*Required task*:
Output all of the entries below precisely as written.

*Data for this exercise*:

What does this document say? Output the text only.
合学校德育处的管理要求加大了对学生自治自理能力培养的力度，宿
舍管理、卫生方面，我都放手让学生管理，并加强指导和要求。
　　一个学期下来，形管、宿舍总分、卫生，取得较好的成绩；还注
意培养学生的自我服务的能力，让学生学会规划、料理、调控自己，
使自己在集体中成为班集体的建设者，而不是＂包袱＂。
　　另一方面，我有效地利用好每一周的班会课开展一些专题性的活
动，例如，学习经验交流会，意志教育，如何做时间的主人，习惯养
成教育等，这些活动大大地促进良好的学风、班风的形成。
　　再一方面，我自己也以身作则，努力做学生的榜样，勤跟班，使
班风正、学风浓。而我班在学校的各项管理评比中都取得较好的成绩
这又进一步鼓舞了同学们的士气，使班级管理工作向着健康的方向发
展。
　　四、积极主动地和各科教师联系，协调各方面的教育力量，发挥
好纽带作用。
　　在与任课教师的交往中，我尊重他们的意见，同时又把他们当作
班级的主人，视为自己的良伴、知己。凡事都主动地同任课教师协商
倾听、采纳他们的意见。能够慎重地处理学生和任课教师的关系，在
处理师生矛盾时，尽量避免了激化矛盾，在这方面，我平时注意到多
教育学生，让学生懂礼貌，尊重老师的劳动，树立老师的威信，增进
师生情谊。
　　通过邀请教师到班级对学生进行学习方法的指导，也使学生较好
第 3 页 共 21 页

*Task solution*:
What does this document say? Output the text only.
合学校德育处的管理要求加大了对学生自治自理能力培养的力度，宿
舍管理、卫生方面，我都放手让学生管理，并加强指导和要求。
　　一个学期下来，形管、宿舍总分、卫生，取得较好的成绩；还注
意培养学生的自我服务的能力，让学生学会规划、料理、调控自己，
使自己在集体中成为班集体的建设者，而不是＂包袱＂。
　　另一方面，我有效地利用好每一周的班会课开展一些专题性的活
动，例如，学习经验交流会，意志教育，如何做时间的主人，习惯养
成教育等，这些活动大大地促进良好的学风、班风的形成。
　　再一方面，我自己也以身作则，努力做学生的榜样，勤跟班，使
班风正、学风浓。而我班在学校的各项管理评比中都取得较好的成绩
这又进一步鼓舞了同学们的士气，使班级管理工作向着健康的方向发
展。
　　四、积极主动地和各科教师联系，协调各方面的教育力量，发挥
好纽带作用。
　　在与任课教师的交往中，我尊重他们的意见，同时又把他们当作
班级的主人，视为自己的良伴、知己。凡事都主动地同任课教师协商
倾听、采纳他们的意见。能够慎重地处理学生和任课教师的关系，在
处理师生矛盾时，尽量避免了激化矛盾，在这方面，我平时注意到多
教育学生，让学生懂礼貌，尊重老师的劳动，树立老师的威信，增进
师生情谊。
　　通过邀请教师到班级对学生进行学习方法的指导，也使学生较好
第 3 页 共 21 页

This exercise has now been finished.